* WRITTEN INSTRUCTION
Go through the data below and gather each line containing "masks".
###
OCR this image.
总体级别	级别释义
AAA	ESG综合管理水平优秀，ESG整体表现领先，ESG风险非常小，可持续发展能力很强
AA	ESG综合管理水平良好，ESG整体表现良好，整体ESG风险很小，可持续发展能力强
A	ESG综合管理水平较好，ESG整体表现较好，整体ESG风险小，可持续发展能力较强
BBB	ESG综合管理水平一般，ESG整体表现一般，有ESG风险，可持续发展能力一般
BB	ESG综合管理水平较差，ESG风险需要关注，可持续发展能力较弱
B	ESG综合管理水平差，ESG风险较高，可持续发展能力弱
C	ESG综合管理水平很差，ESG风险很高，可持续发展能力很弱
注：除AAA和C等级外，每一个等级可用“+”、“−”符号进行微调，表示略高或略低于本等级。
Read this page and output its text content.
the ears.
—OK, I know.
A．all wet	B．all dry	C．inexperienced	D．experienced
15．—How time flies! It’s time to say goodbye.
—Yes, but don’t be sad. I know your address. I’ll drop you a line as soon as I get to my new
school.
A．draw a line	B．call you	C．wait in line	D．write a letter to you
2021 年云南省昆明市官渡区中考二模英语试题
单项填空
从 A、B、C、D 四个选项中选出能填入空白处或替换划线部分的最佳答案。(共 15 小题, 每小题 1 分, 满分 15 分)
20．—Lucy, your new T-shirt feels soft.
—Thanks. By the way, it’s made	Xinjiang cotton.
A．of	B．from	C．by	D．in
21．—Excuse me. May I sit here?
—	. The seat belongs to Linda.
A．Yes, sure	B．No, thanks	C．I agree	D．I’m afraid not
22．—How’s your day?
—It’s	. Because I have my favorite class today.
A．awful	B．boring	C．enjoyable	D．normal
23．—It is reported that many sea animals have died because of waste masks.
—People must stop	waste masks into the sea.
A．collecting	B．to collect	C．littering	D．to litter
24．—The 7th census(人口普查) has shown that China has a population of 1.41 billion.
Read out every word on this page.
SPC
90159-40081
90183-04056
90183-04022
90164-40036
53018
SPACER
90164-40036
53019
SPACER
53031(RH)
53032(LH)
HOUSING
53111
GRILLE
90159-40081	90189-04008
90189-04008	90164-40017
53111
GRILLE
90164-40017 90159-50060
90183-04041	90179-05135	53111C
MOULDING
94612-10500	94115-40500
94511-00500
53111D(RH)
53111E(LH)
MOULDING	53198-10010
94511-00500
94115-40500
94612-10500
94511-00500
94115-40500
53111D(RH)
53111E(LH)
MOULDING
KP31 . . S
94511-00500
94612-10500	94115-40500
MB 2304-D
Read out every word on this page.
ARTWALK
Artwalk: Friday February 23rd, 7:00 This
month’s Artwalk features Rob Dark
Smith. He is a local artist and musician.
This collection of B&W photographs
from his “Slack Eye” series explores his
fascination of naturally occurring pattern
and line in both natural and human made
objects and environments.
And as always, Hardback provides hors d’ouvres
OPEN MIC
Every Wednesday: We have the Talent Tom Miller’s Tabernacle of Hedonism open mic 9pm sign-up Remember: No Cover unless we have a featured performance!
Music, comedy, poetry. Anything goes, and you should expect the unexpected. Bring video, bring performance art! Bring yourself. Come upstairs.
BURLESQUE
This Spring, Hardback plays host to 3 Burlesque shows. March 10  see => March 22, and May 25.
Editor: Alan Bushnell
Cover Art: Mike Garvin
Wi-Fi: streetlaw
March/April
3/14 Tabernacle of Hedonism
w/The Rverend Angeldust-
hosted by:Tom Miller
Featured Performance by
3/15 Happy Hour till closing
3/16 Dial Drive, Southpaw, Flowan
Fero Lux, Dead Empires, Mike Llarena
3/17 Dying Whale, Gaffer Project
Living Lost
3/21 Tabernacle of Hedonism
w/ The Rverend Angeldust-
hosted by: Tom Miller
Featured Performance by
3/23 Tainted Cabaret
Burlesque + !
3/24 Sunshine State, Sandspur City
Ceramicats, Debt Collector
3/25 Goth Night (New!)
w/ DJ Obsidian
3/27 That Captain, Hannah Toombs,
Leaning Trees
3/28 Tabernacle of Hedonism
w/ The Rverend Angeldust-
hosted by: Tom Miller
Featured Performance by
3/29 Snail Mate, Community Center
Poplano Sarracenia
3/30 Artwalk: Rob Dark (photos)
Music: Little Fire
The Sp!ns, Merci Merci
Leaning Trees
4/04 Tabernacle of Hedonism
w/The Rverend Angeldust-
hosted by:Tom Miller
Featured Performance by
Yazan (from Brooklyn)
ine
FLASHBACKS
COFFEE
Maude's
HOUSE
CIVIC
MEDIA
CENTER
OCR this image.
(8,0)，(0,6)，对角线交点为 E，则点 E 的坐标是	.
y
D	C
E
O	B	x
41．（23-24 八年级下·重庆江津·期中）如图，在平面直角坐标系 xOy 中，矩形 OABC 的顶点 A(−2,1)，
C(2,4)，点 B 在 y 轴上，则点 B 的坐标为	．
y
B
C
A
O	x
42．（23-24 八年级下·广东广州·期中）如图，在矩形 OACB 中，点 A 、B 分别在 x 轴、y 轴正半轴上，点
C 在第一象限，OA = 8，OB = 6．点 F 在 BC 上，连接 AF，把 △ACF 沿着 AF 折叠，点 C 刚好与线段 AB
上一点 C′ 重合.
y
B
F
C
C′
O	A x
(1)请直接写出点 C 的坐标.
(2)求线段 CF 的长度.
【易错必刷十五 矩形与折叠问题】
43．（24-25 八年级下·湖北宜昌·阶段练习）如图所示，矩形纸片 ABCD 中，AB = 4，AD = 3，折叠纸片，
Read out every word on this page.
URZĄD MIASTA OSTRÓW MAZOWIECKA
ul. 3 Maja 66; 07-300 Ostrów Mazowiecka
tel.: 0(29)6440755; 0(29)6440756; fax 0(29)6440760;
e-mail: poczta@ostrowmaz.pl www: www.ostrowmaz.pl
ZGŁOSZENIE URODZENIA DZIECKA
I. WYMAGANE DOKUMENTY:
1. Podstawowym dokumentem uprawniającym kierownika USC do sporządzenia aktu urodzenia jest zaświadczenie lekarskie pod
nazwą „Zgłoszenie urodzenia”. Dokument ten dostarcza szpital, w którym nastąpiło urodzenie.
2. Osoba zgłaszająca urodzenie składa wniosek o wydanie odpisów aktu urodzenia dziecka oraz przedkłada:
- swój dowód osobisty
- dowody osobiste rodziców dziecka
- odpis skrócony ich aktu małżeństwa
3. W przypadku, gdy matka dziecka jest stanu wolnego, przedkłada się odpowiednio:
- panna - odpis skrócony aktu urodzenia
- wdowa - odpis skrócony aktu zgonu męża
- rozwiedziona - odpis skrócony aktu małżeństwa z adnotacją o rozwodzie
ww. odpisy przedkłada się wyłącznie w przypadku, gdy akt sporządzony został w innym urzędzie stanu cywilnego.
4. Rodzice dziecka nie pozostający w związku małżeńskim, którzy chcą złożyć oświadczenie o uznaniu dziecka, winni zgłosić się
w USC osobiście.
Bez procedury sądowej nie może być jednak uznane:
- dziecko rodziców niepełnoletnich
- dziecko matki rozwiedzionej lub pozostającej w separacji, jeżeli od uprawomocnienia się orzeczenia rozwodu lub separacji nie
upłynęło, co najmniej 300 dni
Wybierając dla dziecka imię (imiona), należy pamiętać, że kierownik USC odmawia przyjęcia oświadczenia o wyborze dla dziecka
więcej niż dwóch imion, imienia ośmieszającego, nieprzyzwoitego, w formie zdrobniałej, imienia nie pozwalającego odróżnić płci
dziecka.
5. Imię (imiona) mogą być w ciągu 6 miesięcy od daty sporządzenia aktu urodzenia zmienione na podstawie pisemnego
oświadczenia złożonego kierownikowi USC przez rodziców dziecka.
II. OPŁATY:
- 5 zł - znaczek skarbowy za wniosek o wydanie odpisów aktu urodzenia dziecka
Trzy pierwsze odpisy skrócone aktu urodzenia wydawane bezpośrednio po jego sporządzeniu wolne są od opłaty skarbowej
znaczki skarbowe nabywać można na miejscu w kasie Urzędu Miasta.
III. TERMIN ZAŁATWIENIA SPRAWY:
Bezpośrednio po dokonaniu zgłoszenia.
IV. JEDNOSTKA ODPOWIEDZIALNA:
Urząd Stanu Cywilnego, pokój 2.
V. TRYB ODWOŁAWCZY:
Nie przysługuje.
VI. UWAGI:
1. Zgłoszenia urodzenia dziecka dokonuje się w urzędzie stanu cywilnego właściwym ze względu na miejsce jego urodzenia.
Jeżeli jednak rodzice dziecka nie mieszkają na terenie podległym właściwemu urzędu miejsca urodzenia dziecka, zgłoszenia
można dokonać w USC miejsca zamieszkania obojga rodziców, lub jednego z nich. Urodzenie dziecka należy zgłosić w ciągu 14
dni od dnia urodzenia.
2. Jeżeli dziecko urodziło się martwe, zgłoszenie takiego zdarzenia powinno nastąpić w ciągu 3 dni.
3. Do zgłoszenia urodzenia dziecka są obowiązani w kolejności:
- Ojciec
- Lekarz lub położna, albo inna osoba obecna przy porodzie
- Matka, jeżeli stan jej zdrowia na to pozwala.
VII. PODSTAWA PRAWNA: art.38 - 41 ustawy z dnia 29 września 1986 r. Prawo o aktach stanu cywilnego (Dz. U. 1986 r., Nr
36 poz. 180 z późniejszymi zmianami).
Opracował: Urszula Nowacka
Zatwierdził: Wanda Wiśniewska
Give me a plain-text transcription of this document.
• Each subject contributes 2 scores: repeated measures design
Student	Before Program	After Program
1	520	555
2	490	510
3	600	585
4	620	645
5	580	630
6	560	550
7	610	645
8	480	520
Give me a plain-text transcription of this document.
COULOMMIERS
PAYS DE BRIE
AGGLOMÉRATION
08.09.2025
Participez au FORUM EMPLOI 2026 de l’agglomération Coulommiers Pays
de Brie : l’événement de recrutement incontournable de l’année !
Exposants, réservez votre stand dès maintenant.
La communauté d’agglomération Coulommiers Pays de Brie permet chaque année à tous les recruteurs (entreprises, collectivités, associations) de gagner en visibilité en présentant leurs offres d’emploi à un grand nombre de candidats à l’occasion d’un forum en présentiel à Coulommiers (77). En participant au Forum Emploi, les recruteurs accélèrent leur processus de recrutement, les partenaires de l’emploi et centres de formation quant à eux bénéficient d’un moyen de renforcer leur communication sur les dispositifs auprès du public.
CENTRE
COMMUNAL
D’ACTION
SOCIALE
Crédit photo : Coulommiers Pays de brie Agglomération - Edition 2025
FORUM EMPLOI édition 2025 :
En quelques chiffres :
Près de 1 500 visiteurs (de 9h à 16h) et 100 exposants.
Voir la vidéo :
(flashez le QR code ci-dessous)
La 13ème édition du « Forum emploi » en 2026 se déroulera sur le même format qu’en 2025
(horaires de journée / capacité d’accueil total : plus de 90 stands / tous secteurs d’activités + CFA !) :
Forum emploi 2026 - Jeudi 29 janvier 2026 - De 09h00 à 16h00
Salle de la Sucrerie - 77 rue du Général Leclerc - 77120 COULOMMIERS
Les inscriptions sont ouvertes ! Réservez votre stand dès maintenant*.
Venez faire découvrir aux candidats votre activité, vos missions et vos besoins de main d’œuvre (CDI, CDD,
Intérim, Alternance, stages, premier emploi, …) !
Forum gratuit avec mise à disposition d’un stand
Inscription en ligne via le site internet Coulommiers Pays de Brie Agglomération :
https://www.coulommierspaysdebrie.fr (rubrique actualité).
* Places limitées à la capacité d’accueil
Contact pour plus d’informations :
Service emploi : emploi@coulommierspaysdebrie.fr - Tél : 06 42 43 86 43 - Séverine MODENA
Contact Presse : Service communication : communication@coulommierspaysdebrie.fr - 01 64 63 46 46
###
* FINISHED ANSWER
23．—It is reported that many sea animals have died because of waste masks.
—People must stop	waste masks into the sea.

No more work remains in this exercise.